WRITTEN REQUEST → Copy the material word for word, starting at its first line and ending with the line that contains "button[interactable]: Enter (272, 591, 332, 635)".
--- start ---
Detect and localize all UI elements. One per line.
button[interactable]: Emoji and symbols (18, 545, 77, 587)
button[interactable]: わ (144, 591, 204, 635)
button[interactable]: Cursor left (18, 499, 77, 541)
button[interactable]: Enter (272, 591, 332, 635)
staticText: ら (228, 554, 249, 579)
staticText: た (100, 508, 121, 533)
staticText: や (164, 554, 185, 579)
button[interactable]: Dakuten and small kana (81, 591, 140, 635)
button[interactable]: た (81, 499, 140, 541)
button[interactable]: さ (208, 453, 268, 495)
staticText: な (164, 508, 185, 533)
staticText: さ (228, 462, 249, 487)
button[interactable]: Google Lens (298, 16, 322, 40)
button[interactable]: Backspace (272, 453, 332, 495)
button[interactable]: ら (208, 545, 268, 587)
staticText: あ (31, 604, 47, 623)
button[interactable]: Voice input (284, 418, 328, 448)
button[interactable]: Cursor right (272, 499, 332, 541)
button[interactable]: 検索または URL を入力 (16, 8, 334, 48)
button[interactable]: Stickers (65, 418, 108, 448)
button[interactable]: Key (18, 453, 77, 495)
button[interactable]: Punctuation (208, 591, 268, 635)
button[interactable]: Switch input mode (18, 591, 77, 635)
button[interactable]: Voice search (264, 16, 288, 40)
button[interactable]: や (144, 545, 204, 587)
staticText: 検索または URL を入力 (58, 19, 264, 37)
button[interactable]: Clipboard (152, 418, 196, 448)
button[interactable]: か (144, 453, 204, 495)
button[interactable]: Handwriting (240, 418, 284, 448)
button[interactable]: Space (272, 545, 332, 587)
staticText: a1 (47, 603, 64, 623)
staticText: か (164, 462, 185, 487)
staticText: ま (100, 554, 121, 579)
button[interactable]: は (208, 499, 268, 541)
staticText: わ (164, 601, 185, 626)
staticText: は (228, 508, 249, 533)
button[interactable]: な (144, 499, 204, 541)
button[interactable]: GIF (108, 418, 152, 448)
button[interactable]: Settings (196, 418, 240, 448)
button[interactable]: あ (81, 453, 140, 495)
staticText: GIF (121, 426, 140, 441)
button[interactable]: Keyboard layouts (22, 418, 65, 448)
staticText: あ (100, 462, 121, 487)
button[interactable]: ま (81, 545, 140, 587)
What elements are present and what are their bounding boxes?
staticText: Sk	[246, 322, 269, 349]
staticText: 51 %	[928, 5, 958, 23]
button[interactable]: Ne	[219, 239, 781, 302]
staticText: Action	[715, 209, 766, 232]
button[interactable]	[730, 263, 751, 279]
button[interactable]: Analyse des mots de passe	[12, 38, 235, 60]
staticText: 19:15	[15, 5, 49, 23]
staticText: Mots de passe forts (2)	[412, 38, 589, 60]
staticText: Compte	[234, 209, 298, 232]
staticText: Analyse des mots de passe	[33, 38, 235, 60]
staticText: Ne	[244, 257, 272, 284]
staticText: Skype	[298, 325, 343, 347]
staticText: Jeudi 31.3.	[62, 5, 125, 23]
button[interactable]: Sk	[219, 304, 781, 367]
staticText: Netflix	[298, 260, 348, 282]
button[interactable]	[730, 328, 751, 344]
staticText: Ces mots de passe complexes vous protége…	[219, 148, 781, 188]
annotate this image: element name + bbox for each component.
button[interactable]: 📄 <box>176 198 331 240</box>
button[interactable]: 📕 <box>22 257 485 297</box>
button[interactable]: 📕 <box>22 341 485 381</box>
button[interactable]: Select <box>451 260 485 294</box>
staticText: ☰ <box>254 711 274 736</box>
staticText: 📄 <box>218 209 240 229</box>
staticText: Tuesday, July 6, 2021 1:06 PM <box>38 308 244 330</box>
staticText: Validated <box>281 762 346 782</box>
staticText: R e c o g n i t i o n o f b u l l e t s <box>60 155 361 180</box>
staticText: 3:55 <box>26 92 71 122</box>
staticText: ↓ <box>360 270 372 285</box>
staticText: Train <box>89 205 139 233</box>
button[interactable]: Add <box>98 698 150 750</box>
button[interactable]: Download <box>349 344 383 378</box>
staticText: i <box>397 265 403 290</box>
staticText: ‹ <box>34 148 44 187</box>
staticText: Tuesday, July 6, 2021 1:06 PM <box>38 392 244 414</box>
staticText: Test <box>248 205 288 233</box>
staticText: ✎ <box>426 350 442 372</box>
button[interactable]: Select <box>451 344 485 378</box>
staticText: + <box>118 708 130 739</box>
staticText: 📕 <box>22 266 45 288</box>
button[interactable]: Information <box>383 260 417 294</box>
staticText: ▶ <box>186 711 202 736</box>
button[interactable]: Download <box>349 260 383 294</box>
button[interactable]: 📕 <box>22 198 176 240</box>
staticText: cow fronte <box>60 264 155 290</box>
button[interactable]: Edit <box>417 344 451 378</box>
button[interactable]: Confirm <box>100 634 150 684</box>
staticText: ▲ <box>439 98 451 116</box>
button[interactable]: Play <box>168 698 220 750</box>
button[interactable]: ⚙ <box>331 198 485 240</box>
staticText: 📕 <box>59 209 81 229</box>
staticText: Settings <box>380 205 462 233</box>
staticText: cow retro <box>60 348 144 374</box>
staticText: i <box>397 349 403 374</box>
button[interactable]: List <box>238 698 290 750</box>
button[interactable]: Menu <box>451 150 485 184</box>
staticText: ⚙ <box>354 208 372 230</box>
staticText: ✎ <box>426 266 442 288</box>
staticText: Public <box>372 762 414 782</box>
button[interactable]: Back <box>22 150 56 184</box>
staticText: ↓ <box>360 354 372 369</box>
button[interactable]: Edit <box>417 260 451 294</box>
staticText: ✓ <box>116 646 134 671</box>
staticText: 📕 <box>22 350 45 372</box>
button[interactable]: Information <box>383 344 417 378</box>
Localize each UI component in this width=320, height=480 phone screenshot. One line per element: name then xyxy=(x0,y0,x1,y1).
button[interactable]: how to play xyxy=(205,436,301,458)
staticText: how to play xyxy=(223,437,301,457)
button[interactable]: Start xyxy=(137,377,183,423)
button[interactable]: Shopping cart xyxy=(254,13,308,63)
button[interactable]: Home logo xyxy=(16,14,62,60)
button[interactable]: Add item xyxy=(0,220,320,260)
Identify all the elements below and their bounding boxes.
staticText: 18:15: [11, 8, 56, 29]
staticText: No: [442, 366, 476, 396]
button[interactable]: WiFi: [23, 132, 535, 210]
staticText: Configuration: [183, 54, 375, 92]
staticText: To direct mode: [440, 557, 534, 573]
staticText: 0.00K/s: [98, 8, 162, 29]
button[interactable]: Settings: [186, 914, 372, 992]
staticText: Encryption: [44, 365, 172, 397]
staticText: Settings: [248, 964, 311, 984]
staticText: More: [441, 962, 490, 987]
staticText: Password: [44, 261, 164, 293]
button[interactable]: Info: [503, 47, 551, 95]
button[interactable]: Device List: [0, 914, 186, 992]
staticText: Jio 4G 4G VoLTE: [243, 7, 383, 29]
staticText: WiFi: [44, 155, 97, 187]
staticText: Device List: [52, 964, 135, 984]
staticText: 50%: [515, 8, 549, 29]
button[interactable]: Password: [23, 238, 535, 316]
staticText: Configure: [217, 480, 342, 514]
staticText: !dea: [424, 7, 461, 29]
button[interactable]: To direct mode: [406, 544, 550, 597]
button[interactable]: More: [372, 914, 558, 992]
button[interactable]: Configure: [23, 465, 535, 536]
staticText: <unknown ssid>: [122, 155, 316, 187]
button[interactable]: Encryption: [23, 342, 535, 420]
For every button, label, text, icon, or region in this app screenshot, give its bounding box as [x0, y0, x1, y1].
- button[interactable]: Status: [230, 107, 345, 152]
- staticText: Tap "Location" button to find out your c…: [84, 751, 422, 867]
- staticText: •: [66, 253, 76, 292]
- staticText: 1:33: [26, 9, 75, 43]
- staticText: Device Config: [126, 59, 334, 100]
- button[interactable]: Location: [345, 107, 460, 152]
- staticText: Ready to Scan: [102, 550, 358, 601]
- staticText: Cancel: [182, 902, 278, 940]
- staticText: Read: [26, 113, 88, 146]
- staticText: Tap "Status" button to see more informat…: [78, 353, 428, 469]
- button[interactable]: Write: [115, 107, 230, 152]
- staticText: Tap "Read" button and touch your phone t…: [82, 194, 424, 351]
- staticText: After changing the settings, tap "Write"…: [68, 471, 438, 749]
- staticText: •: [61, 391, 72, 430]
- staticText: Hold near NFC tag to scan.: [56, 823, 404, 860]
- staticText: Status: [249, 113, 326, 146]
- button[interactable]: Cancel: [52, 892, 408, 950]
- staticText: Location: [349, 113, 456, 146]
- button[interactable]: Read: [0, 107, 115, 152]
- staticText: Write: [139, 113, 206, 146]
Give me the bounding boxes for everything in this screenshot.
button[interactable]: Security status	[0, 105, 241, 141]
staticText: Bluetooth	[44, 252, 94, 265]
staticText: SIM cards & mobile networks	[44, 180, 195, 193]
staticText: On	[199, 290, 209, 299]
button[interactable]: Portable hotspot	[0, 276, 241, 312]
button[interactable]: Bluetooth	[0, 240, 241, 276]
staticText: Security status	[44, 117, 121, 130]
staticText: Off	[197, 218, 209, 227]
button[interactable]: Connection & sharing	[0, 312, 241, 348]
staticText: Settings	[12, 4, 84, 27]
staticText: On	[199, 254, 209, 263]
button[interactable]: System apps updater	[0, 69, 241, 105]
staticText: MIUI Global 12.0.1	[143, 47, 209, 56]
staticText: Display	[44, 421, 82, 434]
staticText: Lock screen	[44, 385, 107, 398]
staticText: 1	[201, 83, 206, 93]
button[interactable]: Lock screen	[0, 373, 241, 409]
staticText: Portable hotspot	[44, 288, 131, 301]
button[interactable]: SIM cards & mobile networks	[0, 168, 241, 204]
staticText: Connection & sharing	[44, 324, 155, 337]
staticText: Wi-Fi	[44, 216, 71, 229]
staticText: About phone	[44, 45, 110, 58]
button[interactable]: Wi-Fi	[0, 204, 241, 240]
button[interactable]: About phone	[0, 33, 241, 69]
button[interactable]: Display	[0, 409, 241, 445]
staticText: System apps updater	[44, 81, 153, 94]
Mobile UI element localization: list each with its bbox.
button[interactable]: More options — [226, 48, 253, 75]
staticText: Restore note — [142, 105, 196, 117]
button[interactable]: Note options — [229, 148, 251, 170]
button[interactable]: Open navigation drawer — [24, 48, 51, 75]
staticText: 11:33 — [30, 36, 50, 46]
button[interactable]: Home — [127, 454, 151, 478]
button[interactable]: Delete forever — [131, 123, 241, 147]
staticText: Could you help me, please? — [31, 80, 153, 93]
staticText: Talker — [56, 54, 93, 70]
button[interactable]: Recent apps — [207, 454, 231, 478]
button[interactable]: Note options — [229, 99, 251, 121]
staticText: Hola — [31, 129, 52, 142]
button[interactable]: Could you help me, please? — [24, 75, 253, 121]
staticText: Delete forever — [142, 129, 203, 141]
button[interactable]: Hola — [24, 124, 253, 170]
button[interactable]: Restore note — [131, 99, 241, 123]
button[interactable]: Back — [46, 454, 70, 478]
--- end ---
RESPONSE →
Detect and localize all UI elements. One per line.
button[interactable]: Emoji and symbols (18, 545, 77, 587)
button[interactable]: わ (144, 591, 204, 635)
button[interactable]: Cursor left (18, 499, 77, 541)
button[interactable]: Enter (272, 591, 332, 635)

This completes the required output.